- **Exercise requirements**
Do not carry the pictures over; copy every other part of the entries exactly.

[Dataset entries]
■ ■ ■

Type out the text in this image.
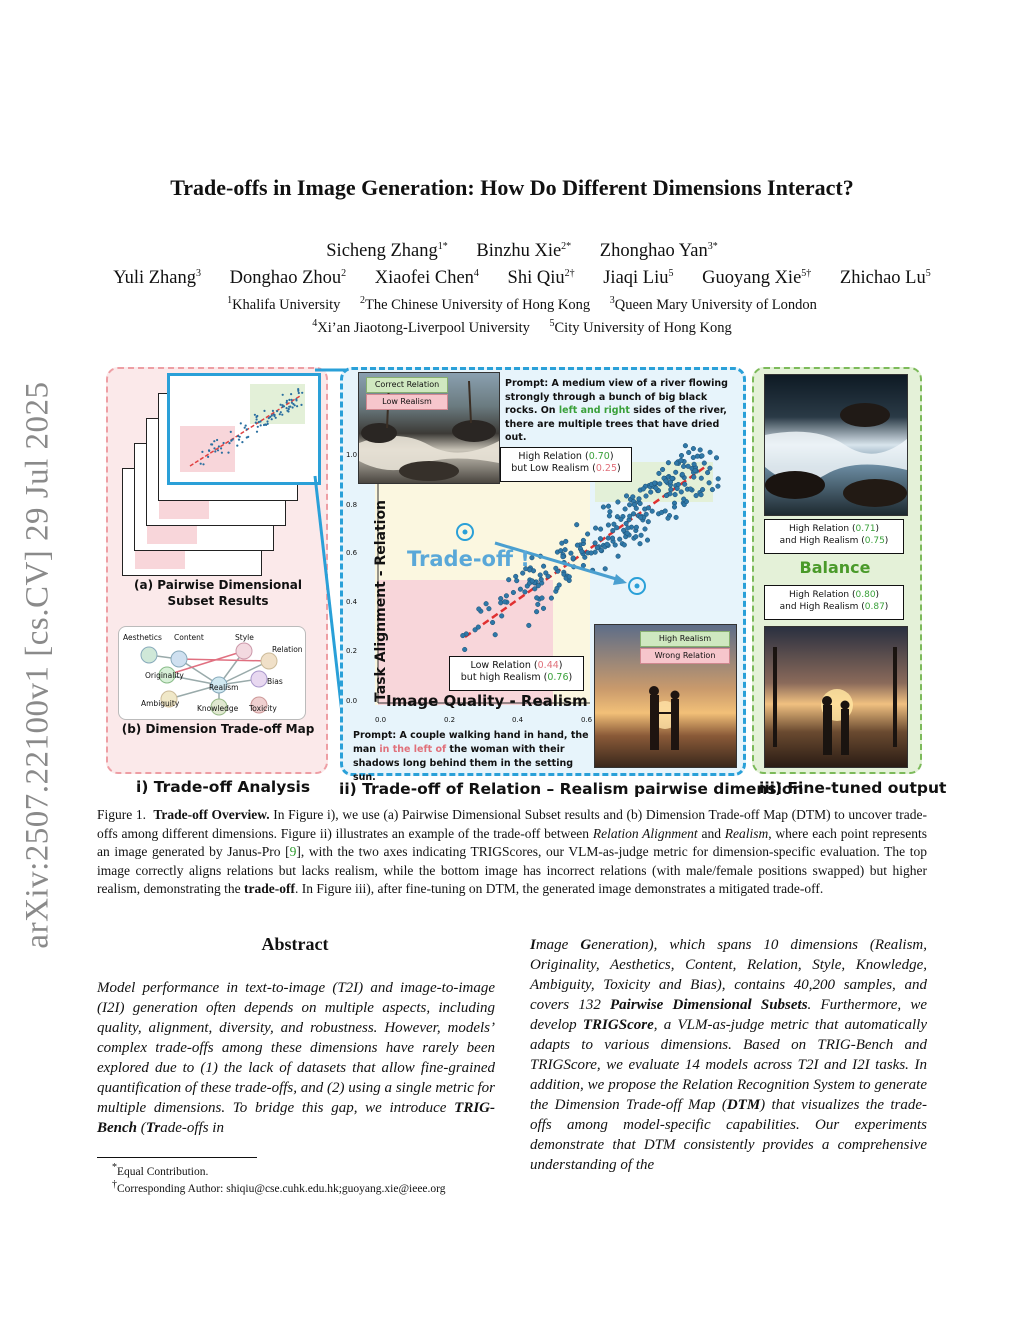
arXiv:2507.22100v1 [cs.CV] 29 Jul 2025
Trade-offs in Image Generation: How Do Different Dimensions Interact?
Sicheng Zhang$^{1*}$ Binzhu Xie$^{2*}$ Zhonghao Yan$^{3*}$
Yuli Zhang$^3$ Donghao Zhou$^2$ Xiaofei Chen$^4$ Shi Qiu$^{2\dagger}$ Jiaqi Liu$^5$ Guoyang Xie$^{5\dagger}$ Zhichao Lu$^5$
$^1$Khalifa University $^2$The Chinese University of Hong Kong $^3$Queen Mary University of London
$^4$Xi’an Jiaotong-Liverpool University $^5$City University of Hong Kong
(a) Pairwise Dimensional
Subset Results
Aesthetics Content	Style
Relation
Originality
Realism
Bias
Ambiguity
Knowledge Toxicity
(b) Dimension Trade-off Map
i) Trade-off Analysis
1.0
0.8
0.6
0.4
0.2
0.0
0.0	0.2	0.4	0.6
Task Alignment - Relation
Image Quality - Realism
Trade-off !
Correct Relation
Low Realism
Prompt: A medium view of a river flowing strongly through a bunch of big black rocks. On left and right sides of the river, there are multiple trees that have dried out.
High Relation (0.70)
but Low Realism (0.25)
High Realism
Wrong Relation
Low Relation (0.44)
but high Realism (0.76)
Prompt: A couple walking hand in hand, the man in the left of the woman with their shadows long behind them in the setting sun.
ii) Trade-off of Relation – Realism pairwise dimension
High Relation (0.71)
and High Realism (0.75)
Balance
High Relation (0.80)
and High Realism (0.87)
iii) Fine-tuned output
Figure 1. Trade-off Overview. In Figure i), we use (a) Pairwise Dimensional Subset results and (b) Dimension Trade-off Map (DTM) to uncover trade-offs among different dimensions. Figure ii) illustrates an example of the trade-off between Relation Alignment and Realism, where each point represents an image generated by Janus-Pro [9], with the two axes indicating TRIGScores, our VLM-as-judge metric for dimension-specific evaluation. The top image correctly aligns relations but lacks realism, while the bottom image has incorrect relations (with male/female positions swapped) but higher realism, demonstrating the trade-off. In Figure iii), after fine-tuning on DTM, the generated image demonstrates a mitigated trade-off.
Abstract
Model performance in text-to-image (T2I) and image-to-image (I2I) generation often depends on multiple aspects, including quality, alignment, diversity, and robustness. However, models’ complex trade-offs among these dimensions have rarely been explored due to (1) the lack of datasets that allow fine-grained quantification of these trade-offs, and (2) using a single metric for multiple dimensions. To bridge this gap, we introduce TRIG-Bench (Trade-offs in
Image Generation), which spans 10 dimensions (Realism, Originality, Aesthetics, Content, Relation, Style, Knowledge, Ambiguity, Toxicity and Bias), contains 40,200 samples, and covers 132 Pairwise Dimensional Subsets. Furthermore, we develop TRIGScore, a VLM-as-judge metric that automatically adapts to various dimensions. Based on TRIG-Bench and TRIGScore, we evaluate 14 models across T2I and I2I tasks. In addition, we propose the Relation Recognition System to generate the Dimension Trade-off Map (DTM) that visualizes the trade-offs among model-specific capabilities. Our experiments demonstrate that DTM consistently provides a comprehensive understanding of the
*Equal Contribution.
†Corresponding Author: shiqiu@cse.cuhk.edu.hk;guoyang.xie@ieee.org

■ ■ ■

- **Final result**
Type out the text in this image.
arXiv:2507.22100v1 [cs.CV] 29 Jul 2025
Trade-offs in Image Generation: How Do Different Dimensions Interact?
Sicheng Zhang$^{1*}$ Binzhu Xie$^{2*}$ Zhonghao Yan$^{3*}$
Yuli Zhang$^3$ Donghao Zhou$^2$ Xiaofei Chen$^4$ Shi Qiu$^{2\dagger}$ Jiaqi Liu$^5$ Guoyang Xie$^{5\dagger}$ Zhichao Lu$^5$
$^1$Khalifa University $^2$The Chinese University of Hong Kong $^3$Queen Mary University of London
$^4$Xi’an Jiaotong-Liverpool University $^5$City University of Hong Kong
(a) Pairwise Dimensional
Subset Results
Aesthetics Content	Style
Relation
Originality
Realism
Bias
Ambiguity
Knowledge Toxicity
(b) Dimension Trade-off Map
i) Trade-off Analysis
1.0
0.8
0.6
0.4
0.2
0.0
0.0	0.2	0.4	0.6
Task Alignment - Relation
Image Quality - Realism
Trade-off !
Correct Relation
Low Realism
Prompt: A medium view of a river flowing strongly through a bunch of big black rocks. On left and right sides of the river, there are multiple trees that have dried out.
High Relation (0.70)
but Low Realism (0.25)
High Realism
Wrong Relation
Low Relation (0.44)
but high Realism (0.76)
Prompt: A couple walking hand in hand, the man in the left of the woman with their shadows long behind them in the setting sun.
ii) Trade-off of Relation – Realism pairwise dimension
High Relation (0.71)
and High Realism (0.75)
Balance
High Relation (0.80)
and High Realism (0.87)
iii) Fine-tuned output
Figure 1. Trade-off Overview. In Figure i), we use (a) Pairwise Dimensional Subset results and (b) Dimension Trade-off Map (DTM) to uncover trade-offs among different dimensions. Figure ii) illustrates an example of the trade-off between Relation Alignment and Realism, where each point represents an image generated by Janus-Pro [9], with the two axes indicating TRIGScores, our VLM-as-judge metric for dimension-specific evaluation. The top image correctly aligns relations but lacks realism, while the bottom image has incorrect relations (with male/female positions swapped) but higher realism, demonstrating the trade-off. In Figure iii), after fine-tuning on DTM, the generated image demonstrates a mitigated trade-off.
Abstract
Model performance in text-to-image (T2I) and image-to-image (I2I) generation often depends on multiple aspects, including quality, alignment, diversity, and robustness. However, models’ complex trade-offs among these dimensions have rarely been explored due to (1) the lack of datasets that allow fine-grained quantification of these trade-offs, and (2) using a single metric for multiple dimensions. To bridge this gap, we introduce TRIG-Bench (Trade-offs in
Image Generation), which spans 10 dimensions (Realism, Originality, Aesthetics, Content, Relation, Style, Knowledge, Ambiguity, Toxicity and Bias), contains 40,200 samples, and covers 132 Pairwise Dimensional Subsets. Furthermore, we develop TRIGScore, a VLM-as-judge metric that automatically adapts to various dimensions. Based on TRIG-Bench and TRIGScore, we evaluate 14 models across T2I and I2I tasks. In addition, we propose the Relation Recognition System to generate the Dimension Trade-off Map (DTM) that visualizes the trade-offs among model-specific capabilities. Our experiments demonstrate that DTM consistently provides a comprehensive understanding of the
*Equal Contribution.
†Corresponding Author: shiqiu@cse.cuhk.edu.hk;guoyang.xie@ieee.org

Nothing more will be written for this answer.